■ GIVEN PROBLEM: In the records below, find each line with the word "complete" and copy it.

※ ※ ※

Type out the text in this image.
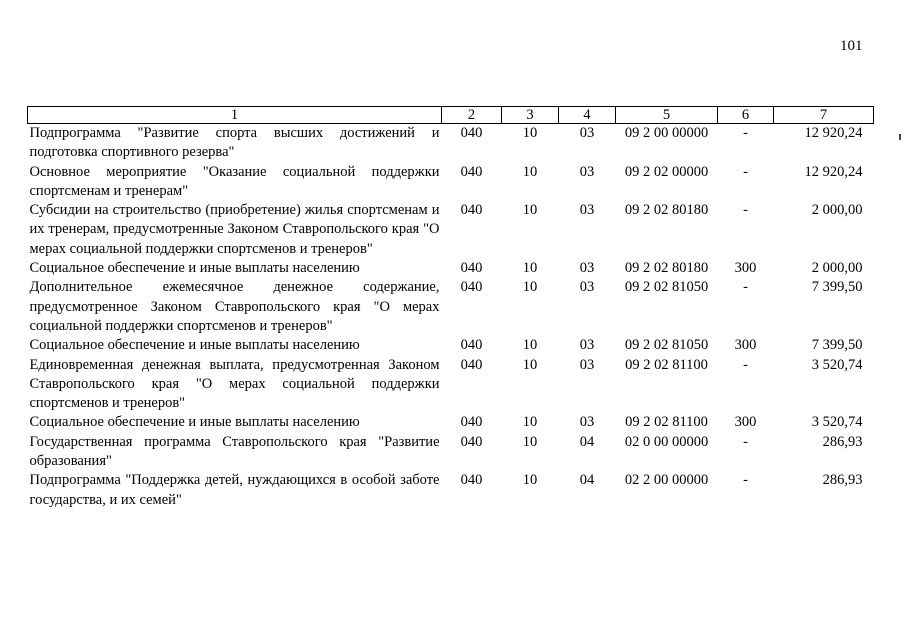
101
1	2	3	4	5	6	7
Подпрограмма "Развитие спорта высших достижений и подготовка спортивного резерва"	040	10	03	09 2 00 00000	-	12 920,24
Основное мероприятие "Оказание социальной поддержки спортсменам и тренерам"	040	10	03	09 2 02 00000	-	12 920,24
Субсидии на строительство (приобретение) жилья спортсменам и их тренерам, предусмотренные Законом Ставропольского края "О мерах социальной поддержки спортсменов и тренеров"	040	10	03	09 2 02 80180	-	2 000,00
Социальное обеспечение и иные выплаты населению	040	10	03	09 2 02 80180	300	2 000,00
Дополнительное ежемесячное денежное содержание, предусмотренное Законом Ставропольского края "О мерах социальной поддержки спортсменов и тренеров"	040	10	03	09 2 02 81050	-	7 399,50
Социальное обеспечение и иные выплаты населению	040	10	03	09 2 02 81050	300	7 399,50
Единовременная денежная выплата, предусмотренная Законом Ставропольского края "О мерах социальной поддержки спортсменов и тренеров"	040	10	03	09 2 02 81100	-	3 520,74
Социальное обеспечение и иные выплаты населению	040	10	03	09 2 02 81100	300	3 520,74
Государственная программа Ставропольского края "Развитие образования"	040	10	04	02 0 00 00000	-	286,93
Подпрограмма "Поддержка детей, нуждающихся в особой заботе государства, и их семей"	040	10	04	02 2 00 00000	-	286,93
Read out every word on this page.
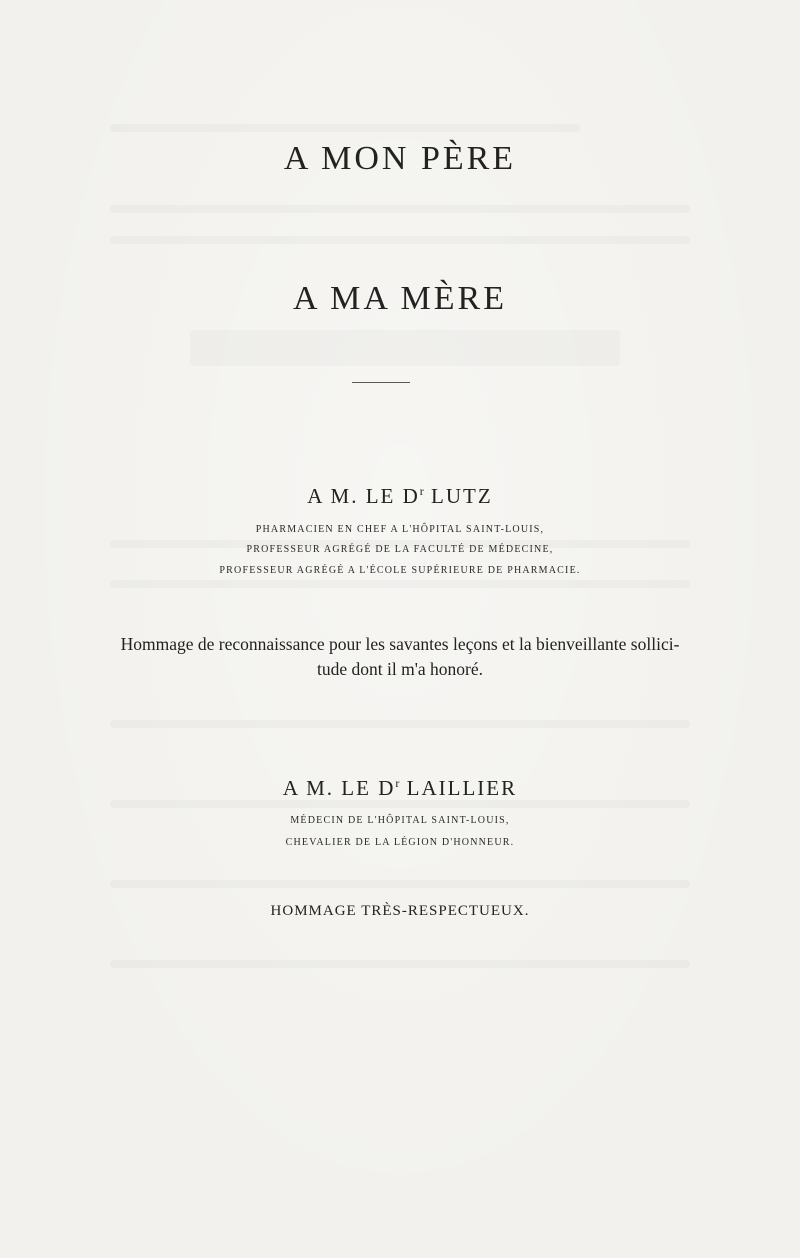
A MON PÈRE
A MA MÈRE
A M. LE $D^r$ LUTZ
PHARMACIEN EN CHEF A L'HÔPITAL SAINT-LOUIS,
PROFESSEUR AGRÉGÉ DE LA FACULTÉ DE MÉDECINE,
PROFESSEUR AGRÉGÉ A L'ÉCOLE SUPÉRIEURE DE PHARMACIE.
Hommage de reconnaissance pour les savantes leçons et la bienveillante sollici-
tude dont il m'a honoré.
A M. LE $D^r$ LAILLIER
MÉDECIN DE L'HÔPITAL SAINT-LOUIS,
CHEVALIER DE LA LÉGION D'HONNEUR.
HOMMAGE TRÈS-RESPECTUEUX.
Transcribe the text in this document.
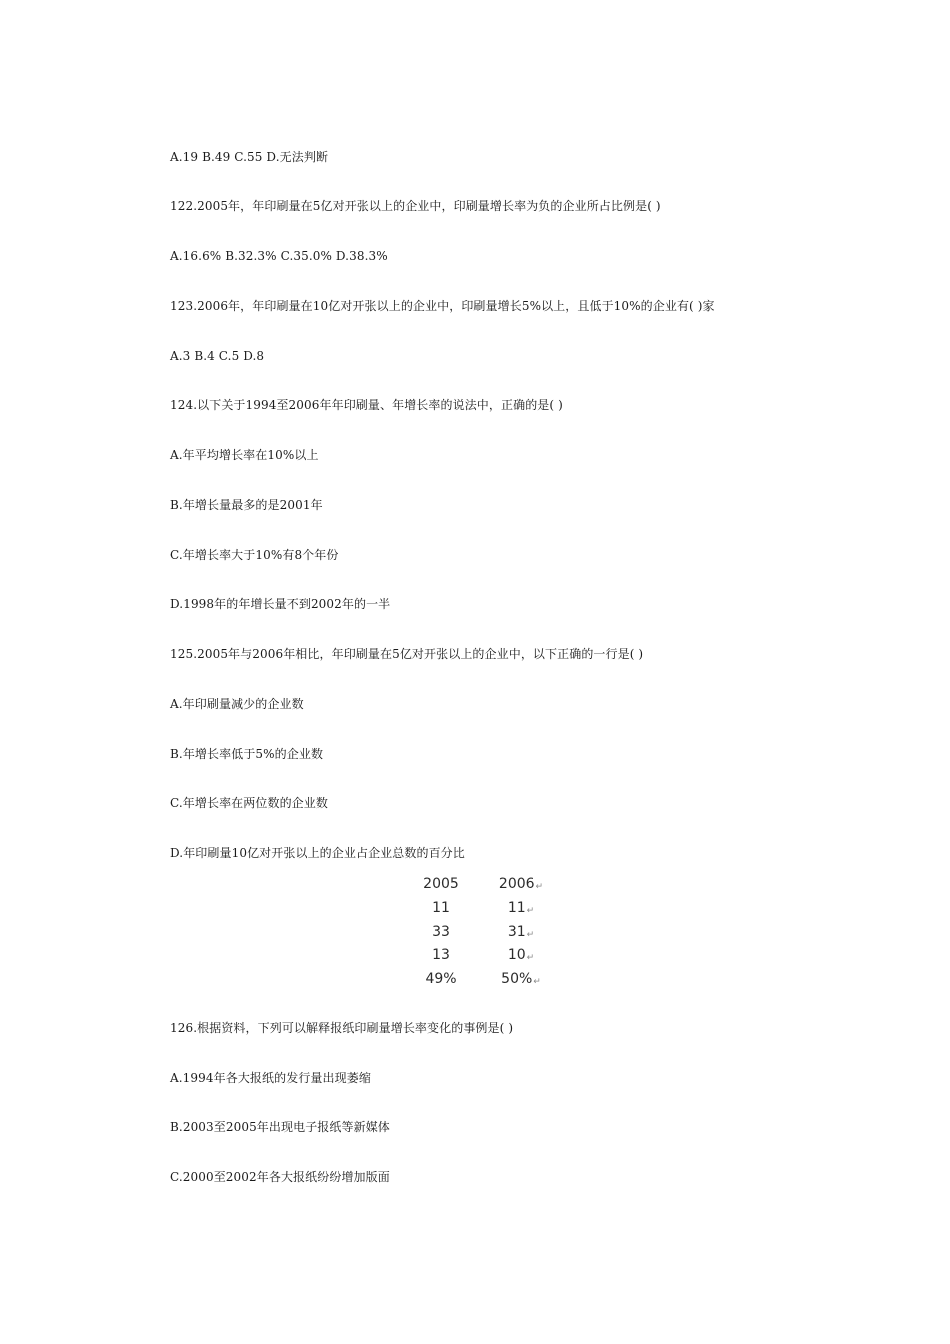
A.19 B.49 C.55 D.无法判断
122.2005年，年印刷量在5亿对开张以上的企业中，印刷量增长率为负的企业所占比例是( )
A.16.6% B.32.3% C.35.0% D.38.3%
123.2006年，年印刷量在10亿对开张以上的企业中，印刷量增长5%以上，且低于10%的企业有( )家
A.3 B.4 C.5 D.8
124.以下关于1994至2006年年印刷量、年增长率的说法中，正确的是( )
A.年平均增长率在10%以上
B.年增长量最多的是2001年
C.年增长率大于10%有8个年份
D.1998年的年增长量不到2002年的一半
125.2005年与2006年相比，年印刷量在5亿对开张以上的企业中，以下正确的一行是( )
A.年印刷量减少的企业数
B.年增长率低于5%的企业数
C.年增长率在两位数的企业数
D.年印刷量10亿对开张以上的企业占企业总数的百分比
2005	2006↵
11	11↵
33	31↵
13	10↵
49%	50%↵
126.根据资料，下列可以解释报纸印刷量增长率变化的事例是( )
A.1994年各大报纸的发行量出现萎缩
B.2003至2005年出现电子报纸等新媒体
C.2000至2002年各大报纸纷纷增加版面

※ ※ ※

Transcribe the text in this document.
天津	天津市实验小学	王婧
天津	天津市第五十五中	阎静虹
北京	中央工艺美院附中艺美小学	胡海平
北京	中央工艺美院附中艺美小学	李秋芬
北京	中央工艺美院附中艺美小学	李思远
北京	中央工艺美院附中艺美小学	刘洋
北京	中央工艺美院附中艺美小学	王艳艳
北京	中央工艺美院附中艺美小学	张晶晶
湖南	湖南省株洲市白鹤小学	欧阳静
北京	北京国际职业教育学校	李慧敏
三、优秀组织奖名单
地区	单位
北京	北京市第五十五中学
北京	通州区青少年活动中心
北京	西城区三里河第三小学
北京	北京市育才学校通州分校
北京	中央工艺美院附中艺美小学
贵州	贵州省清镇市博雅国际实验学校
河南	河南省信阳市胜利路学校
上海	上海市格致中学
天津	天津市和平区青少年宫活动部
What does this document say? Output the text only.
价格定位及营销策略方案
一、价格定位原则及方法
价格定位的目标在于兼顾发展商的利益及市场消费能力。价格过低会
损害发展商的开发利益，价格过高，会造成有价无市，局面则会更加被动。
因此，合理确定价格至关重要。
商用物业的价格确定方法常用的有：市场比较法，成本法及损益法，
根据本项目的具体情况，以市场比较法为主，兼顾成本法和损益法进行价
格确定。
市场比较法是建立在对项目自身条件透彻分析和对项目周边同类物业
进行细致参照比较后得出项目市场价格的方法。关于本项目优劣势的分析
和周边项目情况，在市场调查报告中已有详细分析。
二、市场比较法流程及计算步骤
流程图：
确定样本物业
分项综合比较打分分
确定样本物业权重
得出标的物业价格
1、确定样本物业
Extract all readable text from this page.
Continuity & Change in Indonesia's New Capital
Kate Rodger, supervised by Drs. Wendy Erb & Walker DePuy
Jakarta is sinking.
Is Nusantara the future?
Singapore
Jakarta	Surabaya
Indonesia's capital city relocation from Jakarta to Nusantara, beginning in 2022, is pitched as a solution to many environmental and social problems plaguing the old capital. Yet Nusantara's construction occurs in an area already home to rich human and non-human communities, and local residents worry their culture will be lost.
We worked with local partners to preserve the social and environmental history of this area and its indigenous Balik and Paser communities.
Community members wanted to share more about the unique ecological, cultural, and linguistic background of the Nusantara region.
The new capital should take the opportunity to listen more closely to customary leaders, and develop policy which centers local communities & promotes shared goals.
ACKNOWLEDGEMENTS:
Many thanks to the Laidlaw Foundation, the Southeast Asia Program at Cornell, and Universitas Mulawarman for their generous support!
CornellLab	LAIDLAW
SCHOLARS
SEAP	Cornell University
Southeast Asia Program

※ ※ ※

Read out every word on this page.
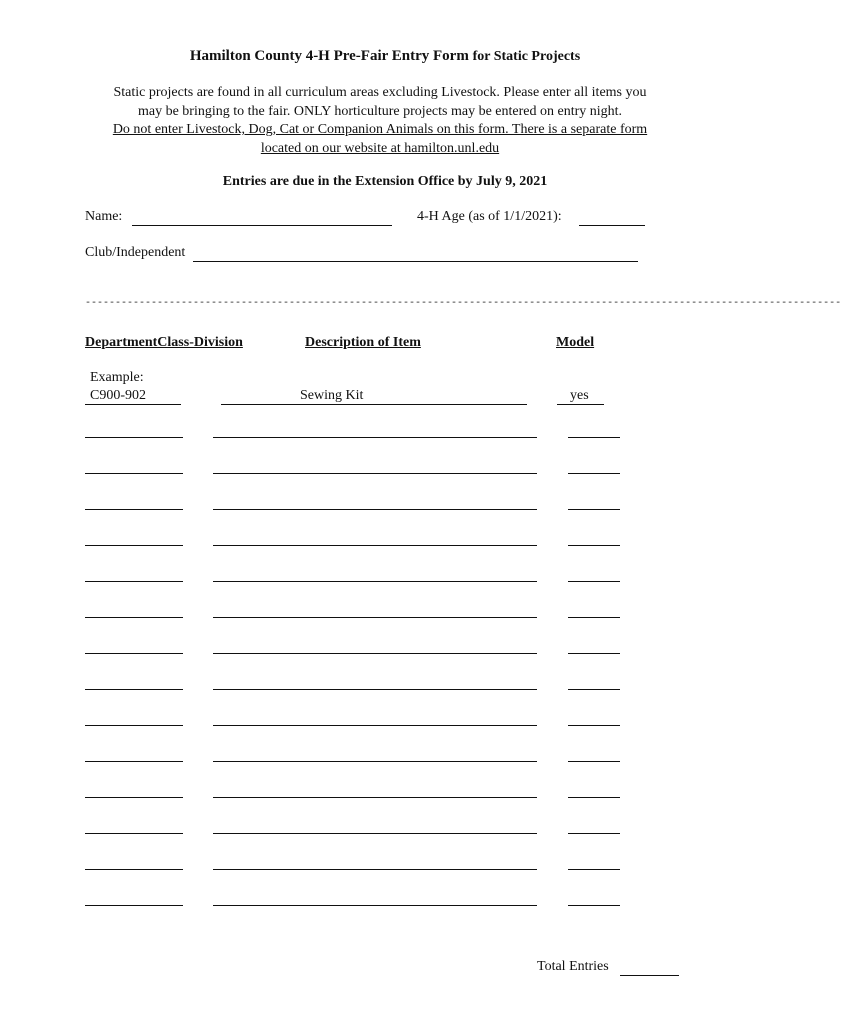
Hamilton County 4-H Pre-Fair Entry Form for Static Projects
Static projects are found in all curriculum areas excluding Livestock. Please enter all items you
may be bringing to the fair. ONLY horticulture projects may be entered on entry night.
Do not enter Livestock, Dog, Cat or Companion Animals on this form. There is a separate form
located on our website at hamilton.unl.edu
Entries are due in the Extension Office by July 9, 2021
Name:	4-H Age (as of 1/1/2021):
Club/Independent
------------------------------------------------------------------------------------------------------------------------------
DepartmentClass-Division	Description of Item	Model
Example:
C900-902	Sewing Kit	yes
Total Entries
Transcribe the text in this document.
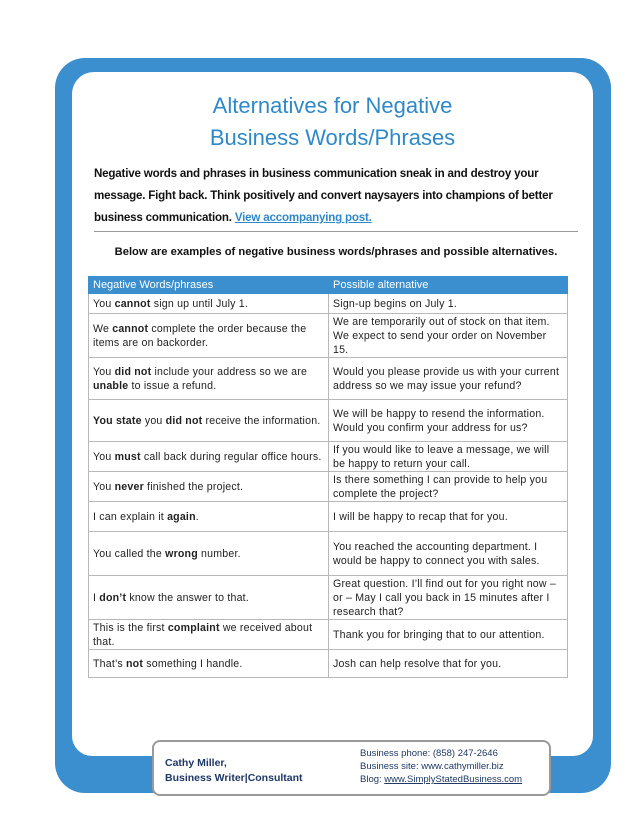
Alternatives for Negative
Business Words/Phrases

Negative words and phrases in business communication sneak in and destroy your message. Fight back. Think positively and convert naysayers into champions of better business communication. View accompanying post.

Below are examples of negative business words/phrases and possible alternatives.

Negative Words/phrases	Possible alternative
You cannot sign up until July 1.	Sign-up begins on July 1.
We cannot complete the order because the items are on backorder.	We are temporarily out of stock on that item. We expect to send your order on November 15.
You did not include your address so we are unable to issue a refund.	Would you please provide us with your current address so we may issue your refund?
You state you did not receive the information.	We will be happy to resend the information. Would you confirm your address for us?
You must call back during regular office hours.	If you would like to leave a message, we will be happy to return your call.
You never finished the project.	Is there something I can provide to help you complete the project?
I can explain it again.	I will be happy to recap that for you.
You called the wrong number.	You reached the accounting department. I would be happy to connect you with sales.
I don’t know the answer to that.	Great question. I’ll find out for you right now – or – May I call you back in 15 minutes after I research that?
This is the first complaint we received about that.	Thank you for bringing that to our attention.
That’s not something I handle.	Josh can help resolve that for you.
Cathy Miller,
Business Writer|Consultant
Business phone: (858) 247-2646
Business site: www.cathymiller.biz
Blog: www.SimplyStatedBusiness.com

※ ※ ※

■ SOLUTION:
We cannot complete the order because the items are on backorder.	We are temporarily out of stock on that item. We expect to send your order on November 15.
You never finished the project.	Is there something I can provide to help you complete the project?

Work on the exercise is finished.